Problem description: Write out all of the entries exactly as given.

Stored rows:
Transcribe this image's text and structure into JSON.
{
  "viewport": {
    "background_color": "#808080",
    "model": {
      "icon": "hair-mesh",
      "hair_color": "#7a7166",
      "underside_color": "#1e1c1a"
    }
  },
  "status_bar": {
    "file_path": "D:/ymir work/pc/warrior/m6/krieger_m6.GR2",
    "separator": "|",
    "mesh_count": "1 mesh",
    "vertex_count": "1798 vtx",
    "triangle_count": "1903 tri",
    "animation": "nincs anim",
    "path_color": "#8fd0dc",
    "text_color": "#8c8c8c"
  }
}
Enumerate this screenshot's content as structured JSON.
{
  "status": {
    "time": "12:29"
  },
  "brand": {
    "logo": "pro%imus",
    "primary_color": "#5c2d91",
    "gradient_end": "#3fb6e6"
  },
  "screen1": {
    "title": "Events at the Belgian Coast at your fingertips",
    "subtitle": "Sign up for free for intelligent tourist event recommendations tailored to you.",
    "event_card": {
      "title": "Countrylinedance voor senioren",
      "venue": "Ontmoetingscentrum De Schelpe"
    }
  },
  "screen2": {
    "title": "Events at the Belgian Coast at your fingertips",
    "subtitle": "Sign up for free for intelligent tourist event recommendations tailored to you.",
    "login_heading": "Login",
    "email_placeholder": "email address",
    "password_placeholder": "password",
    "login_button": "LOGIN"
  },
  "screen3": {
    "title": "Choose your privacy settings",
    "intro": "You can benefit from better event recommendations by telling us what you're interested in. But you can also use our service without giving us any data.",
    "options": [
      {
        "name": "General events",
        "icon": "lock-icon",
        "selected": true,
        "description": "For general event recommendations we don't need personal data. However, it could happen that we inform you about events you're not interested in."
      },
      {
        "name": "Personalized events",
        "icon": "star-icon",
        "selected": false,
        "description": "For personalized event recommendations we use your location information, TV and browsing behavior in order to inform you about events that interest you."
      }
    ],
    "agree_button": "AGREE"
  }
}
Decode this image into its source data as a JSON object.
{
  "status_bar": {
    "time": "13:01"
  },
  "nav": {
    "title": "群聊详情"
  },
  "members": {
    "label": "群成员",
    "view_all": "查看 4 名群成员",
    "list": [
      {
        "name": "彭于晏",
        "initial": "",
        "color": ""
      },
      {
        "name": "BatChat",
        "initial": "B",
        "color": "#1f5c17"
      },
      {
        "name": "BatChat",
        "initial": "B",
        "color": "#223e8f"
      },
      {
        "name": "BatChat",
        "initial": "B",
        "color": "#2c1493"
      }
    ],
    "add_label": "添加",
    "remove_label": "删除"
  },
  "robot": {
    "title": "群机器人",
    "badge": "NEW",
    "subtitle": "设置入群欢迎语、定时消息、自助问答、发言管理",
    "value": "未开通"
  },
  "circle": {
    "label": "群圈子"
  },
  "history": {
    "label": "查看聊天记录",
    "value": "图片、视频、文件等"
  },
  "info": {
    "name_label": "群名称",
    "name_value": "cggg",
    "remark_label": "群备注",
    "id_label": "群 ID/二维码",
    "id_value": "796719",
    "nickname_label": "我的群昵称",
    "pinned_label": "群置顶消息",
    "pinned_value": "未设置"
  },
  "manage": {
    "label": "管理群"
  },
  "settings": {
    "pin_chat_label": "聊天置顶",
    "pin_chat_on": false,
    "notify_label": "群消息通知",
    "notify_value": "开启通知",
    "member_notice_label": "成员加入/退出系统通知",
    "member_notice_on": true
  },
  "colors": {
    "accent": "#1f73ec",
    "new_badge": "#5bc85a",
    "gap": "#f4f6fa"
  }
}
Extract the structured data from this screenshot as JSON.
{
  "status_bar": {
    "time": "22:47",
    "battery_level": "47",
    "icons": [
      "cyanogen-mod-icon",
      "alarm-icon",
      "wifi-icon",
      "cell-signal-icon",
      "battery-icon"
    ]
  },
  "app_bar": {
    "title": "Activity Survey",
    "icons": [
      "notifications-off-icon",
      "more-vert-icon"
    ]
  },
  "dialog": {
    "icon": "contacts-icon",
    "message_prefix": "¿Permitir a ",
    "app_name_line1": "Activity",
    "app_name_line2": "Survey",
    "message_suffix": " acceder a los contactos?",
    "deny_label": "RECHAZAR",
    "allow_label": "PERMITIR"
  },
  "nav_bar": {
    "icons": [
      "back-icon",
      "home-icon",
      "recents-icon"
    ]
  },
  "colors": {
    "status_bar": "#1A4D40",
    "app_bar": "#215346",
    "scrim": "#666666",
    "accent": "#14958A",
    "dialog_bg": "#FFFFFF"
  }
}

Task output:
Transcribe this image's text and structure into JSON.
{
  "viewport": {
    "background_color": "#808080",
    "model": {
      "icon": "hair-mesh",
      "hair_color": "#7a7166",
      "underside_color": "#1e1c1a"
    }
  },
  "status_bar": {
    "file_path": "D:/ymir work/pc/warrior/m6/krieger_m6.GR2",
    "separator": "|",
    "mesh_count": "1 mesh",
    "vertex_count": "1798 vtx",
    "triangle_count": "1903 tri",
    "animation": "nincs anim",
    "path_color": "#8fd0dc",
    "text_color": "#8c8c8c"
  }
}
Enumerate this screenshot's content as structured JSON.
{
  "status": {
    "time": "12:29"
  },
  "brand": {
    "logo": "pro%imus",
    "primary_color": "#5c2d91",
    "gradient_end": "#3fb6e6"
  },
  "screen1": {
    "title": "Events at the Belgian Coast at your fingertips",
    "subtitle": "Sign up for free for intelligent tourist event recommendations tailored to you.",
    "event_card": {
      "title": "Countrylinedance voor senioren",
      "venue": "Ontmoetingscentrum De Schelpe"
    }
  },
  "screen2": {
    "title": "Events at the Belgian Coast at your fingertips",
    "subtitle": "Sign up for free for intelligent tourist event recommendations tailored to you.",
    "login_heading": "Login",
    "email_placeholder": "email address",
    "password_placeholder": "password",
    "login_button": "LOGIN"
  },
  "screen3": {
    "title": "Choose your privacy settings",
    "intro": "You can benefit from better event recommendations by telling us what you're interested in. But you can also use our service without giving us any data.",
    "options": [
      {
        "name": "General events",
        "icon": "lock-icon",
        "selected": true,
        "description": "For general event recommendations we don't need personal data. However, it could happen that we inform you about events you're not interested in."
      },
      {
        "name": "Personalized events",
        "icon": "star-icon",
        "selected": false,
        "description": "For personalized event recommendations we use your location information, TV and browsing behavior in order to inform you about events that interest you."
      }
    ],
    "agree_button": "AGREE"
  }
}
Decode this image into its source data as a JSON object.
{
  "status_bar": {
    "time": "13:01"
  },
  "nav": {
    "title": "群聊详情"
  },
  "members": {
    "label": "群成员",
    "view_all": "查看 4 名群成员",
    "list": [
      {
        "name": "彭于晏",
        "initial": "",
        "color": ""
      },
      {
        "name": "BatChat",
        "initial": "B",
        "color": "#1f5c17"
      },
      {
        "name": "BatChat",
        "initial": "B",
        "color": "#223e8f"
      },
      {
        "name": "BatChat",
        "initial": "B",
        "color": "#2c1493"
      }
    ],
    "add_label": "添加",
    "remove_label": "删除"
  },
  "robot": {
    "title": "群机器人",
    "badge": "NEW",
    "subtitle": "设置入群欢迎语、定时消息、自助问答、发言管理",
    "value": "未开通"
  },
  "circle": {
    "label": "群圈子"
  },
  "history": {
    "label": "查看聊天记录",
    "value": "图片、视频、文件等"
  },
  "info": {
    "name_label": "群名称",
    "name_value": "cggg",
    "remark_label": "群备注",
    "id_label": "群 ID/二维码",
    "id_value": "796719",
    "nickname_label": "我的群昵称",
    "pinned_label": "群置顶消息",
    "pinned_value": "未设置"
  },
  "manage": {
    "label": "管理群"
  },
  "settings": {
    "pin_chat_label": "聊天置顶",
    "pin_chat_on": false,
    "notify_label": "群消息通知",
    "notify_value": "开启通知",
    "member_notice_label": "成员加入/退出系统通知",
    "member_notice_on": true
  },
  "colors": {
    "accent": "#1f73ec",
    "new_badge": "#5bc85a",
    "gap": "#f4f6fa"
  }
}
Extract the structured data from this screenshot as JSON.
{
  "status_bar": {
    "time": "22:47",
    "battery_level": "47",
    "icons": [
      "cyanogen-mod-icon",
      "alarm-icon",
      "wifi-icon",
      "cell-signal-icon",
      "battery-icon"
    ]
  },
  "app_bar": {
    "title": "Activity Survey",
    "icons": [
      "notifications-off-icon",
      "more-vert-icon"
    ]
  },
  "dialog": {
    "icon": "contacts-icon",
    "message_prefix": "¿Permitir a ",
    "app_name_line1": "Activity",
    "app_name_line2": "Survey",
    "message_suffix": " acceder a los contactos?",
    "deny_label": "RECHAZAR",
    "allow_label": "PERMITIR"
  },
  "nav_bar": {
    "icons": [
      "back-icon",
      "home-icon",
      "recents-icon"
    ]
  },
  "colors": {
    "status_bar": "#1A4D40",
    "app_bar": "#215346",
    "scrim": "#666666",
    "accent": "#14958A",
    "dialog_bg": "#FFFFFF"
  }
}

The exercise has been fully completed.